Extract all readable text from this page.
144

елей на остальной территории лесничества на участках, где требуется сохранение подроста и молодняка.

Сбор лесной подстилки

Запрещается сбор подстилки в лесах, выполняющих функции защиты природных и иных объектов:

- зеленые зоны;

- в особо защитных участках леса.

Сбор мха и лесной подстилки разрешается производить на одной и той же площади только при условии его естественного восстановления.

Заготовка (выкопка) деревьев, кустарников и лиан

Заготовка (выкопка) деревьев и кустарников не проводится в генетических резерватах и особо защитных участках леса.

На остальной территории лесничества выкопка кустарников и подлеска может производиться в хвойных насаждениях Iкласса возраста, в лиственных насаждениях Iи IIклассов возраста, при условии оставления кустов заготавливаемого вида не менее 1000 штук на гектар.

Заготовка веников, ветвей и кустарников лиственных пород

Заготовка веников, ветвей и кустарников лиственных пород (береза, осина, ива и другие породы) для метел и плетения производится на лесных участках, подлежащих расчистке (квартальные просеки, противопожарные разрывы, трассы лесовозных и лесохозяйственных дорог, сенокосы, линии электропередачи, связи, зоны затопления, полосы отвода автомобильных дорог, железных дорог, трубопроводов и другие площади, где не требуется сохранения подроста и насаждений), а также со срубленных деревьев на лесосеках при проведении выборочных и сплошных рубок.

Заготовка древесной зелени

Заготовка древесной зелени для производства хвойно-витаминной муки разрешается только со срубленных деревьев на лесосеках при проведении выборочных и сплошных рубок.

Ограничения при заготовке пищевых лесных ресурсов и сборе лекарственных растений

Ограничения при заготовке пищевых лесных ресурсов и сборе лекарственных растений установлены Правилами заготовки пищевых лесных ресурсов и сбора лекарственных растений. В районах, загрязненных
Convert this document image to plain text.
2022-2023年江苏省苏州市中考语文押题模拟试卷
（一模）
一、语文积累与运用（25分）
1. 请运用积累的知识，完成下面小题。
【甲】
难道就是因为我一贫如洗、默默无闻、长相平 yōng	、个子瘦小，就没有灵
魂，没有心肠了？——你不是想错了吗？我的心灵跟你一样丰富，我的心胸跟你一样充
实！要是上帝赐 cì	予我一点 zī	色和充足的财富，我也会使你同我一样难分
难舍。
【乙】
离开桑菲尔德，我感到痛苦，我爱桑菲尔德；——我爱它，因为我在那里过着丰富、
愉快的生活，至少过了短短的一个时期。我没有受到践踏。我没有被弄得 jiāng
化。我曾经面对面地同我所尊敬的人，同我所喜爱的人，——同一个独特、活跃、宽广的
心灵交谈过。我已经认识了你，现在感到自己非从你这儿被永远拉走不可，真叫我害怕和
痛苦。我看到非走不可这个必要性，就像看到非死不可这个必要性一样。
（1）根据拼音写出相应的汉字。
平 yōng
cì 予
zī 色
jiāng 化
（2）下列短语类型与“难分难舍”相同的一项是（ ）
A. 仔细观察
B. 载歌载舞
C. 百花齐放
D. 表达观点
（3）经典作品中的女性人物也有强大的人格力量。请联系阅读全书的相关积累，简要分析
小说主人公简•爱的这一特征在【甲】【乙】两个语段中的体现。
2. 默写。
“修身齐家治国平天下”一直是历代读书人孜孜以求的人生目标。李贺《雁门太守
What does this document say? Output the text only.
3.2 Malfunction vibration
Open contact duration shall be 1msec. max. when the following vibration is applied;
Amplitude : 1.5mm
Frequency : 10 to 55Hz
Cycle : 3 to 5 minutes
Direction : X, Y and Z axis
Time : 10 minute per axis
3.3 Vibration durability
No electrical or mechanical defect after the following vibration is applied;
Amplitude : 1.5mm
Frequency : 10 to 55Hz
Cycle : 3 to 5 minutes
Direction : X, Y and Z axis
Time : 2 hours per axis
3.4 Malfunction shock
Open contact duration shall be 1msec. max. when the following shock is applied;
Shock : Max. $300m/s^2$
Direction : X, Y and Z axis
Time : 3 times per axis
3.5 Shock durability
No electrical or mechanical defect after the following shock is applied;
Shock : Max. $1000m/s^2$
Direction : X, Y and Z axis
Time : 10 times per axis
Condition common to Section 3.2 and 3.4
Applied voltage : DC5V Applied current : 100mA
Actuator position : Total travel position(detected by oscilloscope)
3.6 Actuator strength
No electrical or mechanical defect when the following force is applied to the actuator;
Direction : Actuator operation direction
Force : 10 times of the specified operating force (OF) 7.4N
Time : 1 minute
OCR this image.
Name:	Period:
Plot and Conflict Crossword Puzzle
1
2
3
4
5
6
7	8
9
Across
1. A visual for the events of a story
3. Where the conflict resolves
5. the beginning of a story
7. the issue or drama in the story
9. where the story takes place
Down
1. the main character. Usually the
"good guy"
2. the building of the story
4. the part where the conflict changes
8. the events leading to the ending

════════════════

◆ **Short problem**
Take every line from the one containing "OCR this image." to the end of the listing and output it exactly, with nothing else.

◆ **Full answer**
OCR this image.
Name:	Period:
Plot and Conflict Crossword Puzzle
1
2
3
4
5
6
7	8
9
Across
1. A visual for the events of a story
3. Where the conflict resolves
5. the beginning of a story
7. the issue or drama in the story
9. where the story takes place
Down
1. the main character. Usually the
"good guy"
2. the building of the story
4. the part where the conflict changes
8. the events leading to the ending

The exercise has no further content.